§ **REQUIRED WORK**
Every line holding the word "трафика" counts once. Give the total, nothing more.

§ **STORED RECORDS**
** Start **
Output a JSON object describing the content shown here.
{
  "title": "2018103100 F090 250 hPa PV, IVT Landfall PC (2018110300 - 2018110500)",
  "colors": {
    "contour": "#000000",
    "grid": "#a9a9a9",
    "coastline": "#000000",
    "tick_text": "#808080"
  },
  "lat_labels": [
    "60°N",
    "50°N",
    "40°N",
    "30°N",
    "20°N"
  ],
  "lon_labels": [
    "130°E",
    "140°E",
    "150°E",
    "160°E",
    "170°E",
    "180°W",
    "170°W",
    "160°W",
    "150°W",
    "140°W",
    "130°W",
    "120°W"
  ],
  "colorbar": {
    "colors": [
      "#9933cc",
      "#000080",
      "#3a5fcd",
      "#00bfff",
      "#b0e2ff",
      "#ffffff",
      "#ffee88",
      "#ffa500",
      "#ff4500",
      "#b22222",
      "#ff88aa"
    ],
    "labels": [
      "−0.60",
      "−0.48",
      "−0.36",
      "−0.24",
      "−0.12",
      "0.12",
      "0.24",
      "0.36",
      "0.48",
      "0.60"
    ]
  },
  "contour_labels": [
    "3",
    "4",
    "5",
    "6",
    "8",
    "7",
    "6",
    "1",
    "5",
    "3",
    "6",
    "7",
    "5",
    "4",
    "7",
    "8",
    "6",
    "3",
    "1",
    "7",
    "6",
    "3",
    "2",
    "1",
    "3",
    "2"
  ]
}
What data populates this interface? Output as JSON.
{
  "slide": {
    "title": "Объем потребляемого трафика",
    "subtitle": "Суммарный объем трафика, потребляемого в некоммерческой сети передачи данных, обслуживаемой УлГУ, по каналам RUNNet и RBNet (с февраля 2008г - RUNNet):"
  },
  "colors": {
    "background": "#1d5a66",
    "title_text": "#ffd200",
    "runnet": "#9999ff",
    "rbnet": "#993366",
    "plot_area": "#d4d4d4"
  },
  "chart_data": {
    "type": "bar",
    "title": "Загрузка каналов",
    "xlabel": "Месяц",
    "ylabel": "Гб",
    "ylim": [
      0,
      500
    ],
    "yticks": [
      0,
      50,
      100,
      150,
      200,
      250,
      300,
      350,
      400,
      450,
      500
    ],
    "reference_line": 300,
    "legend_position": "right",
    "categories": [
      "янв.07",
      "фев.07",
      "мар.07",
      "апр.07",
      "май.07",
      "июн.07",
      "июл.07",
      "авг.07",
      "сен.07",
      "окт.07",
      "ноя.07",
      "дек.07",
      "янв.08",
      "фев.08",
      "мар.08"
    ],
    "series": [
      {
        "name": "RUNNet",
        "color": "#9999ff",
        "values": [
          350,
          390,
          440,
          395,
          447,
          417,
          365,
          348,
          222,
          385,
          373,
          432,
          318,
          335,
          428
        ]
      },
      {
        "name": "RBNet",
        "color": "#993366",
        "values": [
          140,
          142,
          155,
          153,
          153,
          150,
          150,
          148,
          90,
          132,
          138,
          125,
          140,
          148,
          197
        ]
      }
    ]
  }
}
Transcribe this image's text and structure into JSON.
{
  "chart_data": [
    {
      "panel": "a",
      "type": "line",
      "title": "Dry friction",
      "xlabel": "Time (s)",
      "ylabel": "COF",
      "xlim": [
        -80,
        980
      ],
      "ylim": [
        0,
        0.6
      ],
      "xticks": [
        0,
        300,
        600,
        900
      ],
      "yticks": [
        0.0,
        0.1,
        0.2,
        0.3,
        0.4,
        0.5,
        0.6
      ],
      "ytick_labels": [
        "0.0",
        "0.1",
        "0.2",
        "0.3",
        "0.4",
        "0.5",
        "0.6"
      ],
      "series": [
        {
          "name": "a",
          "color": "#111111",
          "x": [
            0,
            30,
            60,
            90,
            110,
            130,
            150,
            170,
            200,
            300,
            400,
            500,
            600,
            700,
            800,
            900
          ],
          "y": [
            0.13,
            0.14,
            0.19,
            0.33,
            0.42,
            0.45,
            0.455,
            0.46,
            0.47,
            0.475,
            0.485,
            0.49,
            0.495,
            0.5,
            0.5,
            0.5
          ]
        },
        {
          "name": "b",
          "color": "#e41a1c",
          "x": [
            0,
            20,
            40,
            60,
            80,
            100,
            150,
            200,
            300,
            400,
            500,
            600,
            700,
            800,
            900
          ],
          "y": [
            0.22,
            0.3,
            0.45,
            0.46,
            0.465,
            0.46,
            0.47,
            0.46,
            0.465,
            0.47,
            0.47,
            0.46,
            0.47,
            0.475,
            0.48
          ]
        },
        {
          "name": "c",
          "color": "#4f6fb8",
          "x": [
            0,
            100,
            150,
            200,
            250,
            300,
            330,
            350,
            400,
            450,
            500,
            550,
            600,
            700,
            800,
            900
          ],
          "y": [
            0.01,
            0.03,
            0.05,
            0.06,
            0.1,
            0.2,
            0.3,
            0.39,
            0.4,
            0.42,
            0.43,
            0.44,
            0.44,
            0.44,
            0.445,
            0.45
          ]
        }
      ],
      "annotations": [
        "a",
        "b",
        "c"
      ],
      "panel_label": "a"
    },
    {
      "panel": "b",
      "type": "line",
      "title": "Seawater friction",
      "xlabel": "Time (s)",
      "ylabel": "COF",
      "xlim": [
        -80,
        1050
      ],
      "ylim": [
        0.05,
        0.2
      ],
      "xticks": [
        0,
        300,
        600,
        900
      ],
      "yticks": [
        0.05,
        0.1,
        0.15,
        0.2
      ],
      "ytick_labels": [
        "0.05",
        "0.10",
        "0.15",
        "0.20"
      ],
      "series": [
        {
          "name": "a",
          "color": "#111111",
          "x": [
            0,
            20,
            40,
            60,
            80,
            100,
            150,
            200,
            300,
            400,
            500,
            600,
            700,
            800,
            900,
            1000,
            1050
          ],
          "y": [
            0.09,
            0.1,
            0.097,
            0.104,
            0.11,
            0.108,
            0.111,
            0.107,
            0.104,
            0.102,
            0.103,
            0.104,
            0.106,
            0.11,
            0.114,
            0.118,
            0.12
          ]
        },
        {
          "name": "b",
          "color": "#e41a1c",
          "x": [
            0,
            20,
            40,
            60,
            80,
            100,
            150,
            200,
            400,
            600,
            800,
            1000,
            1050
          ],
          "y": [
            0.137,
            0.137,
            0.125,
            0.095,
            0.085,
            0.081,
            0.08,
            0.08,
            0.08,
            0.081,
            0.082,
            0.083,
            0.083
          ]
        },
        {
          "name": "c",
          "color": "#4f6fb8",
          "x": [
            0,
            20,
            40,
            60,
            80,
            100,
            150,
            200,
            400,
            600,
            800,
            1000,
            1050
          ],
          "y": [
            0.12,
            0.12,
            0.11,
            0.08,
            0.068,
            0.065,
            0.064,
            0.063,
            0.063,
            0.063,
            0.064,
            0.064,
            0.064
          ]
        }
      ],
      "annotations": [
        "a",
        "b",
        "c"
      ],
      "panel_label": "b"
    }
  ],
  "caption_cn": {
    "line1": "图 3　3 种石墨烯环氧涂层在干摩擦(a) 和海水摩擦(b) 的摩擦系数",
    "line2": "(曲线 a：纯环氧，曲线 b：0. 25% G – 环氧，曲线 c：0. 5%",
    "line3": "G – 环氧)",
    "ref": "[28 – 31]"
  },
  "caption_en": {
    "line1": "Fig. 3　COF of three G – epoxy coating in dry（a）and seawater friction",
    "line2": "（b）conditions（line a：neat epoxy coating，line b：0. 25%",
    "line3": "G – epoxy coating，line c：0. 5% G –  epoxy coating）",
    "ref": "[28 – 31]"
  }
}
** End **
§ **SOLUTION TO THIS EXERCISE**
2